WRITTEN INSTRUCTION:
Write out the records again, exactly, leaving none out.

RECORDS FOR THIS TASK:
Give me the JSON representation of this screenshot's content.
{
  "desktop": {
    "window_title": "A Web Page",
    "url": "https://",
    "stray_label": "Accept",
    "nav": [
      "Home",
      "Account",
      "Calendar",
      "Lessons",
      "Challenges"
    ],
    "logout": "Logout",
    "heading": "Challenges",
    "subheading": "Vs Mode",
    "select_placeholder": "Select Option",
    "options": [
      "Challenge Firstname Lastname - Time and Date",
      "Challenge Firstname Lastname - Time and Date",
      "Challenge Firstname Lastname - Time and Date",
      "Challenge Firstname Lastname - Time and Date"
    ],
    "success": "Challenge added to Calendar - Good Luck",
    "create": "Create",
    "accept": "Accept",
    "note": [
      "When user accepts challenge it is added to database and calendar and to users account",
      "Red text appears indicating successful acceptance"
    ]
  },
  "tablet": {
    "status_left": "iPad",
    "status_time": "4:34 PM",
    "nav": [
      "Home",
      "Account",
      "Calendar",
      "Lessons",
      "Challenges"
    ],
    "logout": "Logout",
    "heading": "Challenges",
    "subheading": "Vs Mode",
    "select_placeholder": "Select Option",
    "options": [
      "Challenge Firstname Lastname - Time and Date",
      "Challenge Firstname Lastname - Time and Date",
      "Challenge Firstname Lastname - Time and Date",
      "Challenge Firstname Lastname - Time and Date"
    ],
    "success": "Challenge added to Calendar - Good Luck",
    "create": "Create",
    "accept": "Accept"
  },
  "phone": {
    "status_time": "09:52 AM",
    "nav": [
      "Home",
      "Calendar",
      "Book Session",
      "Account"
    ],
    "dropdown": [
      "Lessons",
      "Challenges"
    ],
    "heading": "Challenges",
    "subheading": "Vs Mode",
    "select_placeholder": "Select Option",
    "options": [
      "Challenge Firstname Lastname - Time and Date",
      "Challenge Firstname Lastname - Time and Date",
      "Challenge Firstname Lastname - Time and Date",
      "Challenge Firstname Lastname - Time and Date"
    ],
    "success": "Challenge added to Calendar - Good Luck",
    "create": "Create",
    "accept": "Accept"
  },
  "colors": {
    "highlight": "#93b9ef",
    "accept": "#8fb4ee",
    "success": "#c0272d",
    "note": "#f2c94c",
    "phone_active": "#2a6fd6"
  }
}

EXPECTED OUTPUT:
Give me the JSON representation of this screenshot's content.
{
  "desktop": {
    "window_title": "A Web Page",
    "url": "https://",
    "stray_label": "Accept",
    "nav": [
      "Home",
      "Account",
      "Calendar",
      "Lessons",
      "Challenges"
    ],
    "logout": "Logout",
    "heading": "Challenges",
    "subheading": "Vs Mode",
    "select_placeholder": "Select Option",
    "options": [
      "Challenge Firstname Lastname - Time and Date",
      "Challenge Firstname Lastname - Time and Date",
      "Challenge Firstname Lastname - Time and Date",
      "Challenge Firstname Lastname - Time and Date"
    ],
    "success": "Challenge added to Calendar - Good Luck",
    "create": "Create",
    "accept": "Accept",
    "note": [
      "When user accepts challenge it is added to database and calendar and to users account",
      "Red text appears indicating successful acceptance"
    ]
  },
  "tablet": {
    "status_left": "iPad",
    "status_time": "4:34 PM",
    "nav": [
      "Home",
      "Account",
      "Calendar",
      "Lessons",
      "Challenges"
    ],
    "logout": "Logout",
    "heading": "Challenges",
    "subheading": "Vs Mode",
    "select_placeholder": "Select Option",
    "options": [
      "Challenge Firstname Lastname - Time and Date",
      "Challenge Firstname Lastname - Time and Date",
      "Challenge Firstname Lastname - Time and Date",
      "Challenge Firstname Lastname - Time and Date"
    ],
    "success": "Challenge added to Calendar - Good Luck",
    "create": "Create",
    "accept": "Accept"
  },
  "phone": {
    "status_time": "09:52 AM",
    "nav": [
      "Home",
      "Calendar",
      "Book Session",
      "Account"
    ],
    "dropdown": [
      "Lessons",
      "Challenges"
    ],
    "heading": "Challenges",
    "subheading": "Vs Mode",
    "select_placeholder": "Select Option",
    "options": [
      "Challenge Firstname Lastname - Time and Date",
      "Challenge Firstname Lastname - Time and Date",
      "Challenge Firstname Lastname - Time and Date",
      "Challenge Firstname Lastname - Time and Date"
    ],
    "success": "Challenge added to Calendar - Good Luck",
    "create": "Create",
    "accept": "Accept"
  },
  "colors": {
    "highlight": "#93b9ef",
    "accept": "#8fb4ee",
    "success": "#c0272d",
    "note": "#f2c94c",
    "phone_active": "#2a6fd6"
  }
}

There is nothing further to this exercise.